● Goal of the exercise: Write out the whole listing again, exactly.

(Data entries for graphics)
━━━━━━

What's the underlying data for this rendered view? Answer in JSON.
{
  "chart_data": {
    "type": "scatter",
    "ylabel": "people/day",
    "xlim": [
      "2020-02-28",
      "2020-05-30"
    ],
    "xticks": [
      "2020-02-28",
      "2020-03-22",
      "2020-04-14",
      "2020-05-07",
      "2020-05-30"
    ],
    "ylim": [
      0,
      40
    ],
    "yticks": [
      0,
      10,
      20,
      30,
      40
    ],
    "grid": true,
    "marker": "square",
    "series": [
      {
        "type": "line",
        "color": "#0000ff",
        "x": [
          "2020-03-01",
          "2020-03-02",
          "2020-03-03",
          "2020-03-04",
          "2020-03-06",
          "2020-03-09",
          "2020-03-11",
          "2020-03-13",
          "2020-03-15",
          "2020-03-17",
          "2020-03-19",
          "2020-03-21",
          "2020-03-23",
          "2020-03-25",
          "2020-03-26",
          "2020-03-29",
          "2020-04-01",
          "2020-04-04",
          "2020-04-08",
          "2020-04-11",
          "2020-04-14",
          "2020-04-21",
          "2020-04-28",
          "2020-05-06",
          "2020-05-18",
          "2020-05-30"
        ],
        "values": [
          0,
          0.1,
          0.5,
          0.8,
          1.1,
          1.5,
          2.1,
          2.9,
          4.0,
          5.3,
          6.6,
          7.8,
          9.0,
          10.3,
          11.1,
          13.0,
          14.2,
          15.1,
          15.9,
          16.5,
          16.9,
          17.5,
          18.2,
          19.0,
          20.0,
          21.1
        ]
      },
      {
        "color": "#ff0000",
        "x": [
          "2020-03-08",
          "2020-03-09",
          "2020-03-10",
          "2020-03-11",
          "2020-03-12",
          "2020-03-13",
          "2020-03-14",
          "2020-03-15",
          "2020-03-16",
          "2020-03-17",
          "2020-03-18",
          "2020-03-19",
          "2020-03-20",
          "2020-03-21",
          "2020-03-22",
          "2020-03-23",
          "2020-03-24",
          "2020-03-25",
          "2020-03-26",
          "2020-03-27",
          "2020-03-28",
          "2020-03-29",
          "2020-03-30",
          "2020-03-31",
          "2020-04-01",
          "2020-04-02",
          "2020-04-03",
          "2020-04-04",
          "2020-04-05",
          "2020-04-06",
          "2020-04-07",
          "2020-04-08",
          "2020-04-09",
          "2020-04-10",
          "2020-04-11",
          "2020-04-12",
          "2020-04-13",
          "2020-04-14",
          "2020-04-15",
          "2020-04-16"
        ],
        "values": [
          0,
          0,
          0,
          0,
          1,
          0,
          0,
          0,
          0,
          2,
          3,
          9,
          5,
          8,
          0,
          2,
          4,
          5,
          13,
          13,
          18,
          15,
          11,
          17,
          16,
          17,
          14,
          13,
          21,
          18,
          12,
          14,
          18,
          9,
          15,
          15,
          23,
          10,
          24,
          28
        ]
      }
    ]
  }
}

━━━━━━

● The reply:
What's the underlying data for this rendered view? Answer in JSON.
{
  "chart_data": {
    "type": "scatter",
    "ylabel": "people/day",
    "xlim": [
      "2020-02-28",
      "2020-05-30"
    ],
    "xticks": [
      "2020-02-28",
      "2020-03-22",
      "2020-04-14",
      "2020-05-07",
      "2020-05-30"
    ],
    "ylim": [
      0,
      40
    ],
    "yticks": [
      0,
      10,
      20,
      30,
      40
    ],
    "grid": true,
    "marker": "square",
    "series": [
      {
        "type": "line",
        "color": "#0000ff",
        "x": [
          "2020-03-01",
          "2020-03-02",
          "2020-03-03",
          "2020-03-04",
          "2020-03-06",
          "2020-03-09",
          "2020-03-11",
          "2020-03-13",
          "2020-03-15",
          "2020-03-17",
          "2020-03-19",
          "2020-03-21",
          "2020-03-23",
          "2020-03-25",
          "2020-03-26",
          "2020-03-29",
          "2020-04-01",
          "2020-04-04",
          "2020-04-08",
          "2020-04-11",
          "2020-04-14",
          "2020-04-21",
          "2020-04-28",
          "2020-05-06",
          "2020-05-18",
          "2020-05-30"
        ],
        "values": [
          0,
          0.1,
          0.5,
          0.8,
          1.1,
          1.5,
          2.1,
          2.9,
          4.0,
          5.3,
          6.6,
          7.8,
          9.0,
          10.3,
          11.1,
          13.0,
          14.2,
          15.1,
          15.9,
          16.5,
          16.9,
          17.5,
          18.2,
          19.0,
          20.0,
          21.1
        ]
      },
      {
        "color": "#ff0000",
        "x": [
          "2020-03-08",
          "2020-03-09",
          "2020-03-10",
          "2020-03-11",
          "2020-03-12",
          "2020-03-13",
          "2020-03-14",
          "2020-03-15",
          "2020-03-16",
          "2020-03-17",
          "2020-03-18",
          "2020-03-19",
          "2020-03-20",
          "2020-03-21",
          "2020-03-22",
          "2020-03-23",
          "2020-03-24",
          "2020-03-25",
          "2020-03-26",
          "2020-03-27",
          "2020-03-28",
          "2020-03-29",
          "2020-03-30",
          "2020-03-31",
          "2020-04-01",
          "2020-04-02",
          "2020-04-03",
          "2020-04-04",
          "2020-04-05",
          "2020-04-06",
          "2020-04-07",
          "2020-04-08",
          "2020-04-09",
          "2020-04-10",
          "2020-04-11",
          "2020-04-12",
          "2020-04-13",
          "2020-04-14",
          "2020-04-15",
          "2020-04-16"
        ],
        "values": [
          0,
          0,
          0,
          0,
          1,
          0,
          0,
          0,
          0,
          2,
          3,
          9,
          5,
          8,
          0,
          2,
          4,
          5,
          13,
          13,
          18,
          15,
          11,
          17,
          16,
          17,
          14,
          13,
          21,
          18,
          12,
          14,
          18,
          9,
          15,
          15,
          23,
          10,
          24,
          28
        ]
      }
    ]
  }
}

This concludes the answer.